(Figure collection entries)
———

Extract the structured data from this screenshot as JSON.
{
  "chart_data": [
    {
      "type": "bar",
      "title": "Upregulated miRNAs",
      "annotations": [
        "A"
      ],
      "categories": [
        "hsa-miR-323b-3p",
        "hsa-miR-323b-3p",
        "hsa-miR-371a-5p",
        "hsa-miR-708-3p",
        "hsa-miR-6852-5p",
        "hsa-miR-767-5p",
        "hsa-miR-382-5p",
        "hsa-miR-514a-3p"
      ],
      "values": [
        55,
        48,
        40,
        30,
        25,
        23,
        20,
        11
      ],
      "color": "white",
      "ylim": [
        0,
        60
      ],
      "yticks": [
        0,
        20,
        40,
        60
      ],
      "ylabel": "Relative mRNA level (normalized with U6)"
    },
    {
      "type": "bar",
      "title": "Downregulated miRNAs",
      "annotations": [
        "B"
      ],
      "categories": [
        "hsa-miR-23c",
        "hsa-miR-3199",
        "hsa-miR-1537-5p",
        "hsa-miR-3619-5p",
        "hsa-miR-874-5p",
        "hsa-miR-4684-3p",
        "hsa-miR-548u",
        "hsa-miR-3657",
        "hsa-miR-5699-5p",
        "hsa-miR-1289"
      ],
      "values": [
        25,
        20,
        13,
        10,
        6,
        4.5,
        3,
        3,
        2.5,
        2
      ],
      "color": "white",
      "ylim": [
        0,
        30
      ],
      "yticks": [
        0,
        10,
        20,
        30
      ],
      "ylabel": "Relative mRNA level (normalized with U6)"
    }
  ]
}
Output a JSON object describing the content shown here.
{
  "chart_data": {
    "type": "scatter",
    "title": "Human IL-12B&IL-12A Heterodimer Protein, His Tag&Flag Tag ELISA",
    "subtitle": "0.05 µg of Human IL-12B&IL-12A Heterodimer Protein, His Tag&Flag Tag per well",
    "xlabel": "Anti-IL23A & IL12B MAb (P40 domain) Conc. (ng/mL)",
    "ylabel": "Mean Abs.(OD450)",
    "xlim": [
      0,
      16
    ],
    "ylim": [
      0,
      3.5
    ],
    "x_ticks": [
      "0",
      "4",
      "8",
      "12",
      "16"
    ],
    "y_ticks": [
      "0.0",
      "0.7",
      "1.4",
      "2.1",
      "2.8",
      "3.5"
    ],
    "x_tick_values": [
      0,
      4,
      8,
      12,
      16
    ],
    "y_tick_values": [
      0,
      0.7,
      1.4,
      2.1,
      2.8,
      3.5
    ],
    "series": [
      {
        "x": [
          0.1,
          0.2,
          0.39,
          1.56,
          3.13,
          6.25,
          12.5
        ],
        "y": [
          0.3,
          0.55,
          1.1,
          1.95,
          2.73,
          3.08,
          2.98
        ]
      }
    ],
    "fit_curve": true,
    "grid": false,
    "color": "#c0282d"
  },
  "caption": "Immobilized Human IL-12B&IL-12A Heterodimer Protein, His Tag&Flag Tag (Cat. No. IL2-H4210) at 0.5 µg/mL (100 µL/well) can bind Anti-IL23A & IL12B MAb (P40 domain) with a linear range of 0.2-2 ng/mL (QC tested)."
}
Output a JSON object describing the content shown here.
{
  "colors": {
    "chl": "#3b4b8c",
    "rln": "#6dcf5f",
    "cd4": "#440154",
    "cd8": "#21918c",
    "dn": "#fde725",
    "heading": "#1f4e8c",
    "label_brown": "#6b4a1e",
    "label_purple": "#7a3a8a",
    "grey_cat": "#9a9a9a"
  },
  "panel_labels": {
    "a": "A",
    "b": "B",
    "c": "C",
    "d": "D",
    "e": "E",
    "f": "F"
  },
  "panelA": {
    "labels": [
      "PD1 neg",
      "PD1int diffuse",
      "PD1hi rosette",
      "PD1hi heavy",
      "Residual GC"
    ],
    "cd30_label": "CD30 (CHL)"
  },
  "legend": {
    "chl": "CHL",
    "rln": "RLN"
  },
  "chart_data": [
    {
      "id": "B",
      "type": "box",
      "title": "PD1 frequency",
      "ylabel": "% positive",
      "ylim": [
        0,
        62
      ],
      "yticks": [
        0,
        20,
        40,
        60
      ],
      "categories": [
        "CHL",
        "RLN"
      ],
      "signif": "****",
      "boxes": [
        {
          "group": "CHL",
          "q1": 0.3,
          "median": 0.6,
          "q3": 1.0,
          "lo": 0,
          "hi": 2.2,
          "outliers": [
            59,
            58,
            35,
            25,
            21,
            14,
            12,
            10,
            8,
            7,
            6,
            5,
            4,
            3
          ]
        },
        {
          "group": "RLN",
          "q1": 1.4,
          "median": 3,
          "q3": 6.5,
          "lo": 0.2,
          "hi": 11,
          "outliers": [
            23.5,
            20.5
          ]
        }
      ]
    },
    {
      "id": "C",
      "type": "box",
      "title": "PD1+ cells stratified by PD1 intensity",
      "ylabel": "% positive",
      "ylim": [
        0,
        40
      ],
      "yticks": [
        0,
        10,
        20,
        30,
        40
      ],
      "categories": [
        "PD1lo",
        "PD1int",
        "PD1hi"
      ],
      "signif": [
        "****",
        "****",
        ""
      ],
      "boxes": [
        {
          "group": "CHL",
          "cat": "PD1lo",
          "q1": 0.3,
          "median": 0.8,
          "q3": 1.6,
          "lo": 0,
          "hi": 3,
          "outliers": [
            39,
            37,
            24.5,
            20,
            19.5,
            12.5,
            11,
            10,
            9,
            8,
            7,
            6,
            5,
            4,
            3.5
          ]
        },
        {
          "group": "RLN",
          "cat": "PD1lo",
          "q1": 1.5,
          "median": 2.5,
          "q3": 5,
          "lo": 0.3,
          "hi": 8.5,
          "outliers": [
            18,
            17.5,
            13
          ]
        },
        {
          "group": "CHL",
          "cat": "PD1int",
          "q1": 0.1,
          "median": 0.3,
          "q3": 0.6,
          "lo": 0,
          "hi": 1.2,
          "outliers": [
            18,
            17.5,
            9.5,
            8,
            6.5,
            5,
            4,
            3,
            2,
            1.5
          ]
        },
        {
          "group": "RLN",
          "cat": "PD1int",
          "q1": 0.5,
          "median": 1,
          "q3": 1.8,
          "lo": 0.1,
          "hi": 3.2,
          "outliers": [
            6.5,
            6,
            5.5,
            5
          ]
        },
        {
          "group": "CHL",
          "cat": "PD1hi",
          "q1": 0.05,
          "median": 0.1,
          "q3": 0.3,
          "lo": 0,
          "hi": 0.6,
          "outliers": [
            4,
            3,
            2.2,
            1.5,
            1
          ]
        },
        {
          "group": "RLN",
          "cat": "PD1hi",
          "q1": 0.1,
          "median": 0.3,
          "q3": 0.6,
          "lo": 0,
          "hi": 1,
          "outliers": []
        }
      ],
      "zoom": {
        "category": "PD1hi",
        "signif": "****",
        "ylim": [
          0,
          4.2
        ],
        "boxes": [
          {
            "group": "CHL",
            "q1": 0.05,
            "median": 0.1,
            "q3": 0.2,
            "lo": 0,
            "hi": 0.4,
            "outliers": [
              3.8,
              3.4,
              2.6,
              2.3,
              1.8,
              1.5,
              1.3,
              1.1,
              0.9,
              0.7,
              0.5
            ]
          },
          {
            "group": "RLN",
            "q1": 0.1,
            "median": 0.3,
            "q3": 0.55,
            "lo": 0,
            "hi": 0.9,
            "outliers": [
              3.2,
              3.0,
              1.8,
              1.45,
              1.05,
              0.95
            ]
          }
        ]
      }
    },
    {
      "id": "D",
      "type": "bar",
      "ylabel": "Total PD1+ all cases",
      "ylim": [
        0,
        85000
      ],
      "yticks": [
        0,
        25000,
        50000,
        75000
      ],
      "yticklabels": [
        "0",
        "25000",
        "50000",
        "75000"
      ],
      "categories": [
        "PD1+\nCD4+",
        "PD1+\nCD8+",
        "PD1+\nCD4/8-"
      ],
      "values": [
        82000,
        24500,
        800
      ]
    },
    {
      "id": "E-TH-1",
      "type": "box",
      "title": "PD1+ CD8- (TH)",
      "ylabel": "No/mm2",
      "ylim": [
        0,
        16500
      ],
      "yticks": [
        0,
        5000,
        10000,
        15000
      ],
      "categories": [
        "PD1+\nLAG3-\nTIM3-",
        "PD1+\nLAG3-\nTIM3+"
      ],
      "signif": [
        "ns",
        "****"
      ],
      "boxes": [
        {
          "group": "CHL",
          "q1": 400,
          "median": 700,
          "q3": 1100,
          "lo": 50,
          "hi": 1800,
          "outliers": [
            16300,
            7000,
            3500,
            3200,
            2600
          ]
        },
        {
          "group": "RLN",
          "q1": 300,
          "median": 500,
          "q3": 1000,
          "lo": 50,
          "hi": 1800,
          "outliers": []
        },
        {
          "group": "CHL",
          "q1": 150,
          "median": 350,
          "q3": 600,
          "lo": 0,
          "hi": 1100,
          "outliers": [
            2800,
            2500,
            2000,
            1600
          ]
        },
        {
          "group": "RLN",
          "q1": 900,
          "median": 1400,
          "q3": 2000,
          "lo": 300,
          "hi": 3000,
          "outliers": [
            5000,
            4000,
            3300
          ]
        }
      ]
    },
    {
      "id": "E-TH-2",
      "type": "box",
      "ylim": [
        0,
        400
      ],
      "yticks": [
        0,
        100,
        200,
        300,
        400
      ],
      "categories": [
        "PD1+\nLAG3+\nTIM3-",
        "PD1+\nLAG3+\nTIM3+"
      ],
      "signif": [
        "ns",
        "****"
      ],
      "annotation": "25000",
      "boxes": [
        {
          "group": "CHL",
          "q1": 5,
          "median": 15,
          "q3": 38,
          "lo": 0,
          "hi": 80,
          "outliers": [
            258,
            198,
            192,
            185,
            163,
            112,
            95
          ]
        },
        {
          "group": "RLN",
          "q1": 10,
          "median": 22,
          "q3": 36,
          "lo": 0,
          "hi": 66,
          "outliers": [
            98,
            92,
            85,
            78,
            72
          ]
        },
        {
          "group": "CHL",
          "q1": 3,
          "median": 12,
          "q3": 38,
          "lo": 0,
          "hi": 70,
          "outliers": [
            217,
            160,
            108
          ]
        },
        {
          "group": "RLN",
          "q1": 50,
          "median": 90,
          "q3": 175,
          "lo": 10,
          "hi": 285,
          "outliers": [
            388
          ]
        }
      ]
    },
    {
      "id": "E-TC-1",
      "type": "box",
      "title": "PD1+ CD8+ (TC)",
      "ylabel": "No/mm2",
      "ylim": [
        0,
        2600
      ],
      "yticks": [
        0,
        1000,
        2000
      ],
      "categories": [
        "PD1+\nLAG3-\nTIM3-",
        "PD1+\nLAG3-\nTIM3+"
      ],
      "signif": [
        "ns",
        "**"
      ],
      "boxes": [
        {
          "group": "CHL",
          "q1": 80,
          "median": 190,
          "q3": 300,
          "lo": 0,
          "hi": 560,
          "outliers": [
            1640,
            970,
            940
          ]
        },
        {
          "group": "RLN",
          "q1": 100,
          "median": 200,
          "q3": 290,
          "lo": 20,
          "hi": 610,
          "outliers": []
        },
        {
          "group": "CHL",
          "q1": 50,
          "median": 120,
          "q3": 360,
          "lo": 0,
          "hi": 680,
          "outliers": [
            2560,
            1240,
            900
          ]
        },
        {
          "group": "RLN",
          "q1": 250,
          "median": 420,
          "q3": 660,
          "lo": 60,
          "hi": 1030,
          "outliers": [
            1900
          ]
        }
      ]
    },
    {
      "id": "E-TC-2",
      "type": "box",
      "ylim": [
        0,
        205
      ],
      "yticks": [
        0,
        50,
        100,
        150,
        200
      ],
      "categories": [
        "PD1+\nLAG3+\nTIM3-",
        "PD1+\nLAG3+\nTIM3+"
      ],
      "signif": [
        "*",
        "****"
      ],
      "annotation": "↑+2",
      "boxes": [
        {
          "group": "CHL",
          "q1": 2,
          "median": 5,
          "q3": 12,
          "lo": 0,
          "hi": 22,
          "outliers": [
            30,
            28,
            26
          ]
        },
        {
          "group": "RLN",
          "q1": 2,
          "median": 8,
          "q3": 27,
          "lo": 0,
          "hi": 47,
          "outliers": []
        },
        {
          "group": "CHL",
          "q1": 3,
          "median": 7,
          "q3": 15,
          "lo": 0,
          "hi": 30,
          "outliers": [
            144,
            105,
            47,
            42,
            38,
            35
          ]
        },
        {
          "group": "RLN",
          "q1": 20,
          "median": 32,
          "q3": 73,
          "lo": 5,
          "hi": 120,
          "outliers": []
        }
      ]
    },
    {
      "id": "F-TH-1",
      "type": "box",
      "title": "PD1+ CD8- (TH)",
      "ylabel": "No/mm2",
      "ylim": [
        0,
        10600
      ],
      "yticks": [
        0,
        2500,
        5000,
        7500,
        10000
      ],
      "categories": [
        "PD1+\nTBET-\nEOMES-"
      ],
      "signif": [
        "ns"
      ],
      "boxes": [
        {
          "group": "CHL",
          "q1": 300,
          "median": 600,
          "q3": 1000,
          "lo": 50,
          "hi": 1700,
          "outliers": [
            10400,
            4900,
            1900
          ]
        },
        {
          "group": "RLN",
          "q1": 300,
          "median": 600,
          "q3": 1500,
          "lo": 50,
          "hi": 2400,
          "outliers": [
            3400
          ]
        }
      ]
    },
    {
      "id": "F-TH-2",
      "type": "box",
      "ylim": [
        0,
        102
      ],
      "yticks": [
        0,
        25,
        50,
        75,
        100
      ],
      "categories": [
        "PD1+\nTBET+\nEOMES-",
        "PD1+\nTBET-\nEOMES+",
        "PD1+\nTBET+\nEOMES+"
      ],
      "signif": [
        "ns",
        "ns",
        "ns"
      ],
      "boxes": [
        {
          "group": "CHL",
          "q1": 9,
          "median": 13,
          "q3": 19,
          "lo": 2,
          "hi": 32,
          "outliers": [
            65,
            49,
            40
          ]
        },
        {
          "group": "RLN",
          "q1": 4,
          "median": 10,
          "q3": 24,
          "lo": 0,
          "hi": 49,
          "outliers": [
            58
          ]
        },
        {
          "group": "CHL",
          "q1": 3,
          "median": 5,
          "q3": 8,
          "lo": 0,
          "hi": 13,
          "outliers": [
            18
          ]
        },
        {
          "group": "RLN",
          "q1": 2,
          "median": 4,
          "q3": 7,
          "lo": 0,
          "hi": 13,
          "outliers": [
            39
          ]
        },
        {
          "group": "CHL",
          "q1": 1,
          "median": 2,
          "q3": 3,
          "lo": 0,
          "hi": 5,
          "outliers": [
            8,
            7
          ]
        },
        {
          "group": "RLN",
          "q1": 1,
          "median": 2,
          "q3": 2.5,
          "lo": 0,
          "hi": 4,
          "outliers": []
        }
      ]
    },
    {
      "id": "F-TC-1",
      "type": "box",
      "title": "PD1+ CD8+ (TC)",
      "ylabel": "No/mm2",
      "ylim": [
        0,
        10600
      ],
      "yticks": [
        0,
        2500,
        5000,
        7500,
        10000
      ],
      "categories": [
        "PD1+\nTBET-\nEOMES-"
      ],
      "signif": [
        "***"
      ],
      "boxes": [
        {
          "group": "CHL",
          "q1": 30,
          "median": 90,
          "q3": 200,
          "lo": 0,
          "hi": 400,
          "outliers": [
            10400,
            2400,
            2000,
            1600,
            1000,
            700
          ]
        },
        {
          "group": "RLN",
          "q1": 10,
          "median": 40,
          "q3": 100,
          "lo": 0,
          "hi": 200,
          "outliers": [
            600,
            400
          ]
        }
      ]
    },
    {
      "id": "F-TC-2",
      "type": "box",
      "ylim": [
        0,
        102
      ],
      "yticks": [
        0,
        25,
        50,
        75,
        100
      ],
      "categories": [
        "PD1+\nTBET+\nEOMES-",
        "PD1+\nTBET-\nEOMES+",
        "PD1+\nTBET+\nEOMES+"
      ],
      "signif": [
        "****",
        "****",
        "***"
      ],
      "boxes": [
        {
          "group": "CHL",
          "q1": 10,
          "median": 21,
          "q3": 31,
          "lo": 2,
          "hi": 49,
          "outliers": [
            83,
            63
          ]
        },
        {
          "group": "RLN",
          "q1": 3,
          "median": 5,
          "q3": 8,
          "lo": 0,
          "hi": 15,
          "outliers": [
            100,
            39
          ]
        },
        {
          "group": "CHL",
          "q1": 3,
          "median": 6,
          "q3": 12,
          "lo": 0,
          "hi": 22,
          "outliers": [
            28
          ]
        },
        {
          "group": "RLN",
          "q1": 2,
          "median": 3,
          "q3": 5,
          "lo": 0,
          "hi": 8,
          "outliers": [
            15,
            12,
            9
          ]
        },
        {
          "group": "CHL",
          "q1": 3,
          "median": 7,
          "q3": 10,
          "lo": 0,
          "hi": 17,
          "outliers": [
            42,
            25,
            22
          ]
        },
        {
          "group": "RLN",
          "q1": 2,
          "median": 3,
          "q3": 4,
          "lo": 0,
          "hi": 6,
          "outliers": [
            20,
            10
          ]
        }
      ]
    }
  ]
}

———

- **How to complete this task**:
Each line that contains the string "well" counts once; report how many such lines the entries have, giving only the number.

- **Solution**:
2